• DATA TO USE
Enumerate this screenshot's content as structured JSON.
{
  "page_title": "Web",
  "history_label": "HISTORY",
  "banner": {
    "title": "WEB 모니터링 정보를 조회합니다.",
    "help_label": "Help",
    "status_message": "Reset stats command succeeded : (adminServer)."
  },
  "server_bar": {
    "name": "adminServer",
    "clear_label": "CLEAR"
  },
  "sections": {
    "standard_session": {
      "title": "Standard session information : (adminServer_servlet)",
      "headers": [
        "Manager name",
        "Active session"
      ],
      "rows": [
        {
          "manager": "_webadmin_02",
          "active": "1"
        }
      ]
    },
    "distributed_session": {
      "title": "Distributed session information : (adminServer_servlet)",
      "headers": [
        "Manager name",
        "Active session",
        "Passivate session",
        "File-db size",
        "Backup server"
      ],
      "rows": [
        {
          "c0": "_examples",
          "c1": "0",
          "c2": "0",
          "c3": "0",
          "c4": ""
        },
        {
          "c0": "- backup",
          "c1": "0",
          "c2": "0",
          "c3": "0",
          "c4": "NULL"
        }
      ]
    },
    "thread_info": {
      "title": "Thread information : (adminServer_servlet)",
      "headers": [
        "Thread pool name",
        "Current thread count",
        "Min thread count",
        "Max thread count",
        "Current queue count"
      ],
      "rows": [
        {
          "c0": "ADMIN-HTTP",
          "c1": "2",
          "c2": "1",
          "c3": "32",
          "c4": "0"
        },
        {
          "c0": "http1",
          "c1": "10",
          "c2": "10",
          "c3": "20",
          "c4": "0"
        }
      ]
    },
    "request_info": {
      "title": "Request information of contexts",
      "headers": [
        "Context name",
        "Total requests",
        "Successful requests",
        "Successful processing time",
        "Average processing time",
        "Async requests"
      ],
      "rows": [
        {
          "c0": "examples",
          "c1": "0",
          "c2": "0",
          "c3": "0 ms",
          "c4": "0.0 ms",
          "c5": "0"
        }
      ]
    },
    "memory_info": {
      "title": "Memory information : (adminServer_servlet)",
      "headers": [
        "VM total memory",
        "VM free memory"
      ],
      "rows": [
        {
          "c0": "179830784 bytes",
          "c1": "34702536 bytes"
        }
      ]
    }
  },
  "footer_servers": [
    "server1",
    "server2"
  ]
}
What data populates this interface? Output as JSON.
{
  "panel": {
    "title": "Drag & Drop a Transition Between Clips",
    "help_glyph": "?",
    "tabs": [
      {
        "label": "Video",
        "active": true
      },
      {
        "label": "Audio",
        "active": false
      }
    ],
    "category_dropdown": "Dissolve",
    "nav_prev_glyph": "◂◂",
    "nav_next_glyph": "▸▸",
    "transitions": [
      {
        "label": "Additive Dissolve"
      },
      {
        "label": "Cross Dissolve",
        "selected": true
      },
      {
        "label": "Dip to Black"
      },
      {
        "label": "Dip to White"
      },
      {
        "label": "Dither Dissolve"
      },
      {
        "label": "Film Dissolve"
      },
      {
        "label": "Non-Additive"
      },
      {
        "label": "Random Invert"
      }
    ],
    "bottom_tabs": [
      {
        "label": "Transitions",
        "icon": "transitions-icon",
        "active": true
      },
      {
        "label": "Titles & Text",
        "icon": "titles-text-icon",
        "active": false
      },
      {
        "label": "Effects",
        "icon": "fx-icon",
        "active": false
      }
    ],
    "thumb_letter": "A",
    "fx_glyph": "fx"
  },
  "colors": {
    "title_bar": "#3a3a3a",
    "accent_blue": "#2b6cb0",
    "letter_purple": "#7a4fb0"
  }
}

• WHAT IS NEEDED
Using the data above, say how many lines include "processing". No other reply is needed.

• SOLUTION FOR THIS EXERCISE
2